* Data section *
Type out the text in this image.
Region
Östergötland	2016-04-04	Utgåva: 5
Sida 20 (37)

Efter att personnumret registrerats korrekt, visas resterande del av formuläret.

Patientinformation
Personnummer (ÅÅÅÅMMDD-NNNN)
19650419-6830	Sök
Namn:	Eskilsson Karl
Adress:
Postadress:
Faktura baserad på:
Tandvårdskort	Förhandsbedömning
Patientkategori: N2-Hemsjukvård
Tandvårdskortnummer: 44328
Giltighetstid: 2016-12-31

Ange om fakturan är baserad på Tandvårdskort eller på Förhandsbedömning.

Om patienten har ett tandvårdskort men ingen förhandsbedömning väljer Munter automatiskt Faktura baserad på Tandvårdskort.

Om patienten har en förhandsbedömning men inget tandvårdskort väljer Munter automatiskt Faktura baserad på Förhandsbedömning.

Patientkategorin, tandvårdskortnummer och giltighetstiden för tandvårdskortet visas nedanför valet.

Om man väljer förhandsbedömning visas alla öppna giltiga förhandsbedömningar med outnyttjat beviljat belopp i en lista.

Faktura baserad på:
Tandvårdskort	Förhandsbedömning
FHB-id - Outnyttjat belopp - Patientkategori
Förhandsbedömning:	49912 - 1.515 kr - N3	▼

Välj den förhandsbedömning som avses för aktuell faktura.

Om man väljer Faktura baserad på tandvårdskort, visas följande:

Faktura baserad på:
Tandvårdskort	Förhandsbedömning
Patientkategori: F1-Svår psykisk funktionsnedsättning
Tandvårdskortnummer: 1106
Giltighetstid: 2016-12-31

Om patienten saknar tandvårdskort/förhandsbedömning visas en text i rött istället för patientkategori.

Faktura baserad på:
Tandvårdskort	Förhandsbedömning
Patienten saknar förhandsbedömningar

* Aim *
Show every line where the string "text" appears.

* Written response *
Type out the text in this image.
Om patienten saknar tandvårdskort/förhandsbedömning visas en text i rött istället för patientkategori.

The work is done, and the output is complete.